Problem requirements:
Reproduce the material word for word, from its first line through the line containing "header-titles: 2022中国国际福祉博览会 暨中国国际康复博览会", with both of those lines included.

***** Recorded data

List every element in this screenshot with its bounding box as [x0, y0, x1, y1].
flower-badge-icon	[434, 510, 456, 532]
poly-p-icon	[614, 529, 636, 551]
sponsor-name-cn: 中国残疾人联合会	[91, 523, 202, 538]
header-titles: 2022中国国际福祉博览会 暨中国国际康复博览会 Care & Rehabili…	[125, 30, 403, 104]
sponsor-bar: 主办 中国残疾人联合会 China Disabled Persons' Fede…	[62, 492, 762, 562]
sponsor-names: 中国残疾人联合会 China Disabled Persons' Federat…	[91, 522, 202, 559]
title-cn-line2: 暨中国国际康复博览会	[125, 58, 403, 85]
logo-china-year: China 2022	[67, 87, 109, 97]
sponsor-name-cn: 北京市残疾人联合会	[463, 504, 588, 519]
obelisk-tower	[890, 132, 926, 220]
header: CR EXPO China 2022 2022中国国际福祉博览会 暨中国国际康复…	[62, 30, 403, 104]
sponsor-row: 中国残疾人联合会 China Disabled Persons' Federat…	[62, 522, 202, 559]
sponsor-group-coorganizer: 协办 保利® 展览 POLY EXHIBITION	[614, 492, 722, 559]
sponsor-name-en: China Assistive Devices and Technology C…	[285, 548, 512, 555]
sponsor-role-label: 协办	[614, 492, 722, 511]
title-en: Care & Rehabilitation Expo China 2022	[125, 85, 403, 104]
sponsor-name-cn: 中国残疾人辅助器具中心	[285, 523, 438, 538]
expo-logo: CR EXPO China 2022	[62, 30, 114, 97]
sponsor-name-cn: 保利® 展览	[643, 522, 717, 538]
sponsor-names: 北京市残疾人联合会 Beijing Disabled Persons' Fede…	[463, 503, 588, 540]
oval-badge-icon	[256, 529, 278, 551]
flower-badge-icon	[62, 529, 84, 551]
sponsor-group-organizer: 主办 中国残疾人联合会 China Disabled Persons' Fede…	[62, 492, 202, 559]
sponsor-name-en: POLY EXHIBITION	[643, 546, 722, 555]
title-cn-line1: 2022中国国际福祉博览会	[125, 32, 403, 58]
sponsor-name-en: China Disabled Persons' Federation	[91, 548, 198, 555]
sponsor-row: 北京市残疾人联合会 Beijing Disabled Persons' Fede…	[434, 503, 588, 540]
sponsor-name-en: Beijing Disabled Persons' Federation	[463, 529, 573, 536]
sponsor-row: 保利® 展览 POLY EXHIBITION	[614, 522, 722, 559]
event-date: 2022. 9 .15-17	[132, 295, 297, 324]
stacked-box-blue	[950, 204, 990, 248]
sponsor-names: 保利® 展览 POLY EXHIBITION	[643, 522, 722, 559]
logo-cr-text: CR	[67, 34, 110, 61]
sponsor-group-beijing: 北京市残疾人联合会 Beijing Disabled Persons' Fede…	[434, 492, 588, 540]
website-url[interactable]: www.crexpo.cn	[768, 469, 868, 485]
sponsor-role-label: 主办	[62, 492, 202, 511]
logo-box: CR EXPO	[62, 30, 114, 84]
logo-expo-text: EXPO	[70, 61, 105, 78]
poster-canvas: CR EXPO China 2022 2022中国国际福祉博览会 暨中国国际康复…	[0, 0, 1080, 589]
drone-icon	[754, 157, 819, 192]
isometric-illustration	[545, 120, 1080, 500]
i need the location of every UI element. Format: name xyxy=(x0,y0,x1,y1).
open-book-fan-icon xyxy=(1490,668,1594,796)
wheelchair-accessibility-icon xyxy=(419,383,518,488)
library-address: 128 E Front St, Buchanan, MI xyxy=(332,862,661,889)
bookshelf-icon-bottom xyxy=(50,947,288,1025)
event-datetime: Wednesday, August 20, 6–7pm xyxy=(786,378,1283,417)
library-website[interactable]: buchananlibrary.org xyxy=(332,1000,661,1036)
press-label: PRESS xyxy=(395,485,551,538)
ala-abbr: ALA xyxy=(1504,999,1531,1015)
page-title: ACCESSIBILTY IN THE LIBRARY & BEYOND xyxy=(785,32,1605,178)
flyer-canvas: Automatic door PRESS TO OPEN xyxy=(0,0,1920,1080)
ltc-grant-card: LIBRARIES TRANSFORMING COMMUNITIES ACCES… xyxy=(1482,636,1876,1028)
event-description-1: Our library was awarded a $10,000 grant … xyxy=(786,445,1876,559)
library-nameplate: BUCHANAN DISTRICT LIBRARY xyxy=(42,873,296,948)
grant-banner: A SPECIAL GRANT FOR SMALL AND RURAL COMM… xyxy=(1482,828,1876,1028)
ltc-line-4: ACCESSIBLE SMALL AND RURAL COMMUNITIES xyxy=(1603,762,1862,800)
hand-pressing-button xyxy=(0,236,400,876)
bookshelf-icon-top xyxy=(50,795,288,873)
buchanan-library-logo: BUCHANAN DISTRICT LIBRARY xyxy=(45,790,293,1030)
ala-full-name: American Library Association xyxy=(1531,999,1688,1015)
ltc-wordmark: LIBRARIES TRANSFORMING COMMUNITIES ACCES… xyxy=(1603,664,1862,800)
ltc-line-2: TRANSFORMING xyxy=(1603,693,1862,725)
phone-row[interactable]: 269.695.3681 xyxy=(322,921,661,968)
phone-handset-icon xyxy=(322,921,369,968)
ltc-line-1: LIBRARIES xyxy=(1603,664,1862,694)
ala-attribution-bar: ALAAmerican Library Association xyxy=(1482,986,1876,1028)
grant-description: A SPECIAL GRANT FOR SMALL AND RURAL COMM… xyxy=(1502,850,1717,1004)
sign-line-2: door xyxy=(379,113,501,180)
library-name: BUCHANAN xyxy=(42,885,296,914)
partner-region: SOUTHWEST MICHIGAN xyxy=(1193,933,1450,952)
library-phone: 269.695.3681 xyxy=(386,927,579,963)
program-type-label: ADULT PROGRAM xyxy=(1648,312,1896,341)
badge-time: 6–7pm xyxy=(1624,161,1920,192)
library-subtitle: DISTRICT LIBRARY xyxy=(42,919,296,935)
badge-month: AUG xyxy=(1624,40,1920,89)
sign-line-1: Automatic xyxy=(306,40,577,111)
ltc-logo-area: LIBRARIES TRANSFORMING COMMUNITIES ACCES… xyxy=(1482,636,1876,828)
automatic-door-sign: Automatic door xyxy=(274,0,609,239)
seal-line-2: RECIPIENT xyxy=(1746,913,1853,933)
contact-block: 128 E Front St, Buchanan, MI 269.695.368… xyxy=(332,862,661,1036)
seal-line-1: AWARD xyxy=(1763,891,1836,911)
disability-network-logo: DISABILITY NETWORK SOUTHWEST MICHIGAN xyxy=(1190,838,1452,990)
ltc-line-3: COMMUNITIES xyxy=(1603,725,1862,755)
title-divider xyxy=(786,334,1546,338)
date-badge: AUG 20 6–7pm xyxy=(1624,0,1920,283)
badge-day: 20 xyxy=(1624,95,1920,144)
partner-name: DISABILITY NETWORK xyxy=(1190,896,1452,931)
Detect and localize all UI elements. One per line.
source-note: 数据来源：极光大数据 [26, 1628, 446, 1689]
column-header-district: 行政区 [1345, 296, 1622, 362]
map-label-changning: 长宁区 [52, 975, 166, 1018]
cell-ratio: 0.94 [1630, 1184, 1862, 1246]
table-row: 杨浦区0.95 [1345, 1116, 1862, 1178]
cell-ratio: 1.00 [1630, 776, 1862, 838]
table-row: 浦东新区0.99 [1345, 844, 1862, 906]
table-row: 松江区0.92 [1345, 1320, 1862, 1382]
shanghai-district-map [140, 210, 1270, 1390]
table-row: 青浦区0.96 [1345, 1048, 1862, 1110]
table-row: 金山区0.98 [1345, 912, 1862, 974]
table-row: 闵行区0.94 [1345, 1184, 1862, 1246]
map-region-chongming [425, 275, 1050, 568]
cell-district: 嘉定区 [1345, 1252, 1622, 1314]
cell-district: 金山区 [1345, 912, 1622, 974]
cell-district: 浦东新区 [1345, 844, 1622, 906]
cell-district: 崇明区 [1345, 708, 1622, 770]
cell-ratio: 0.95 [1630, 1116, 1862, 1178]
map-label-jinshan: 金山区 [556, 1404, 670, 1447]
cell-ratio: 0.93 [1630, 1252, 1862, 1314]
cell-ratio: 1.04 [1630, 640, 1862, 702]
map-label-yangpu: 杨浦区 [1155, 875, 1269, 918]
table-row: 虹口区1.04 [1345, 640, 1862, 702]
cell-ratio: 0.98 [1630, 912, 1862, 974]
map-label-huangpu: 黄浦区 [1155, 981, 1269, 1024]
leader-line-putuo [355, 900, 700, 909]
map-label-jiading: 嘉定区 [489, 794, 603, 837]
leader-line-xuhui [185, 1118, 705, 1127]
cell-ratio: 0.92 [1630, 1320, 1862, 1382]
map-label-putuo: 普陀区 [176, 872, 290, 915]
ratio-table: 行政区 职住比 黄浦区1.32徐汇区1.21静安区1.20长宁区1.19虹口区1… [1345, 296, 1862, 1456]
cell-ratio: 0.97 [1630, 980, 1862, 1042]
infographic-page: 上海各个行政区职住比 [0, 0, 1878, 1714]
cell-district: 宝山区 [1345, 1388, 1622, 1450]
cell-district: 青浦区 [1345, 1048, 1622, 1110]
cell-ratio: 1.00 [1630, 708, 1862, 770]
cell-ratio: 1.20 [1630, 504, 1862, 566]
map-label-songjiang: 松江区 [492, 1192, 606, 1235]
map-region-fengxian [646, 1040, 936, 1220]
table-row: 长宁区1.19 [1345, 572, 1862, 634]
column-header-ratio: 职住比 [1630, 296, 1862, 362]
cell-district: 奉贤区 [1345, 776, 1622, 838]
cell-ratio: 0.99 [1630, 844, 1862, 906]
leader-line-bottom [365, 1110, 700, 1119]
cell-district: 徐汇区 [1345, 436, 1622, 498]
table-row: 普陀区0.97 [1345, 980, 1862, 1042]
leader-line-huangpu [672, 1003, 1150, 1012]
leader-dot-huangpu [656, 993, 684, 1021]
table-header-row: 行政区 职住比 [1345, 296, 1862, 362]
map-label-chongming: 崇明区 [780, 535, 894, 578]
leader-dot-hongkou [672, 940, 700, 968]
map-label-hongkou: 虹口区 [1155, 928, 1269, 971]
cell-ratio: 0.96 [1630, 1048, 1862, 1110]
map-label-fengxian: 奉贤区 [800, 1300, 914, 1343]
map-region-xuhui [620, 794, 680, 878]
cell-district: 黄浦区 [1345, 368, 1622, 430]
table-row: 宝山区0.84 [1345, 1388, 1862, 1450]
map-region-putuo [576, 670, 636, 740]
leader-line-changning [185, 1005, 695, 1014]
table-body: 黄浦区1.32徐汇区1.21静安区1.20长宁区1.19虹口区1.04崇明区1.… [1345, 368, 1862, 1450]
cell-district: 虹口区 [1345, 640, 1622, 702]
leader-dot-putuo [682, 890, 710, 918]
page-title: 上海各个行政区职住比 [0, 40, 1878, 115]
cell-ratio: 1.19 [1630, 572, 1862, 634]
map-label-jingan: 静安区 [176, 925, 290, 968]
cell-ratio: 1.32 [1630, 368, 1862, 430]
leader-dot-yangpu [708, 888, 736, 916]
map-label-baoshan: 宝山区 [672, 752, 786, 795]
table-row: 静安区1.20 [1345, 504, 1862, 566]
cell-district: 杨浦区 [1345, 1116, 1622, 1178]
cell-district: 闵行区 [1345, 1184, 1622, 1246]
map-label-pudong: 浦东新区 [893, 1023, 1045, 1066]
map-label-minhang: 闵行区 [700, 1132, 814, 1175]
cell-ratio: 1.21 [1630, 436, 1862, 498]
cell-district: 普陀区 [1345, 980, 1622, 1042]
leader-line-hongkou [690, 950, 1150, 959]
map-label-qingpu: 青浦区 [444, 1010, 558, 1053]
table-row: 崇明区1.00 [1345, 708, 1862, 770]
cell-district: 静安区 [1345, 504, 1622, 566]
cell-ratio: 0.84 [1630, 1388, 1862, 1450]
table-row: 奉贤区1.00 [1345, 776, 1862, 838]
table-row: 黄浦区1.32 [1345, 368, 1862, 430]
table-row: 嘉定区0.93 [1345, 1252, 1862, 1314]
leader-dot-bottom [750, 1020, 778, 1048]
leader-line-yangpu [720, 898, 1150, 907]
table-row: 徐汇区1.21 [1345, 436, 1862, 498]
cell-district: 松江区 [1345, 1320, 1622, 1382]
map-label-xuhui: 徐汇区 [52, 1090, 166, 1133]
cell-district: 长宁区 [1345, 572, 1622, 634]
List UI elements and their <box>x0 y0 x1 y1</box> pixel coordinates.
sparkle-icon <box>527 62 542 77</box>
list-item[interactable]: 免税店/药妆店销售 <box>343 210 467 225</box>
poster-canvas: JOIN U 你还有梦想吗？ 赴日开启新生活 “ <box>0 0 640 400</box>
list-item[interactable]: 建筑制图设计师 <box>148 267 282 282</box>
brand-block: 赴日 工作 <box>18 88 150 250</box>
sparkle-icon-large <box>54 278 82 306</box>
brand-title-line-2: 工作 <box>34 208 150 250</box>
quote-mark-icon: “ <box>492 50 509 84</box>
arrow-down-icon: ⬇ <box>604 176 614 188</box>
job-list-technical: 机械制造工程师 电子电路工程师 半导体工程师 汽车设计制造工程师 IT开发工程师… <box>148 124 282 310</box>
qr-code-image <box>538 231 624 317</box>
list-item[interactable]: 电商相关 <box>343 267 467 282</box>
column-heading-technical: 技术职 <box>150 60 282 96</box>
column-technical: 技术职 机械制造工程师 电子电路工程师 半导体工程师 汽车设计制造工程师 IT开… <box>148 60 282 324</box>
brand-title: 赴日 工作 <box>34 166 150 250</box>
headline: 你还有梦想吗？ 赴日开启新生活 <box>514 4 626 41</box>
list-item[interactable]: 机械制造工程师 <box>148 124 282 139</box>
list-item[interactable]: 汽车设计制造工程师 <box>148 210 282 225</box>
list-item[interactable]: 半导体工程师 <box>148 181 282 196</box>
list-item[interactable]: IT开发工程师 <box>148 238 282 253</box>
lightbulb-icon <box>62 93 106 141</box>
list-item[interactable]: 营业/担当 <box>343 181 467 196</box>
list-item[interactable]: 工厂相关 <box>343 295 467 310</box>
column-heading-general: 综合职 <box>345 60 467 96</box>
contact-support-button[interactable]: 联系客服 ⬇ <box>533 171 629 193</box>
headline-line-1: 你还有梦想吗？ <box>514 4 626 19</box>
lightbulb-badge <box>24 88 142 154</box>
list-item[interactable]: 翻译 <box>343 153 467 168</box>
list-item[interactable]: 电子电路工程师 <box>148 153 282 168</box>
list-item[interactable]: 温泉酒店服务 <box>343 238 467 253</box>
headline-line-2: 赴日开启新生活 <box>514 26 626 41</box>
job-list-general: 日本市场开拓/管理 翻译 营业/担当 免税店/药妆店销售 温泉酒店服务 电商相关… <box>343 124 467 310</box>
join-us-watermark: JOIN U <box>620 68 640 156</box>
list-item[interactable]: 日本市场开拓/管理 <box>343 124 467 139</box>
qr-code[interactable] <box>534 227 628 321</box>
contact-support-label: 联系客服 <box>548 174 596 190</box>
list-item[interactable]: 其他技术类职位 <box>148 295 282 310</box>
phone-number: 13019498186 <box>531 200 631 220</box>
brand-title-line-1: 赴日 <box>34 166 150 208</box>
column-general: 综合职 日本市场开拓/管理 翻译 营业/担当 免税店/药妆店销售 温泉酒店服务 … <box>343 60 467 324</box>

**********

The answer:
List every element in this screenshot with its bounding box as [x0, y0, x1, y1].
flower-badge-icon	[434, 510, 456, 532]
poly-p-icon	[614, 529, 636, 551]
sponsor-name-cn: 中国残疾人联合会	[91, 523, 202, 538]
header-titles: 2022中国国际福祉博览会 暨中国国际康复博览会 Care & Rehabili…	[125, 30, 403, 104]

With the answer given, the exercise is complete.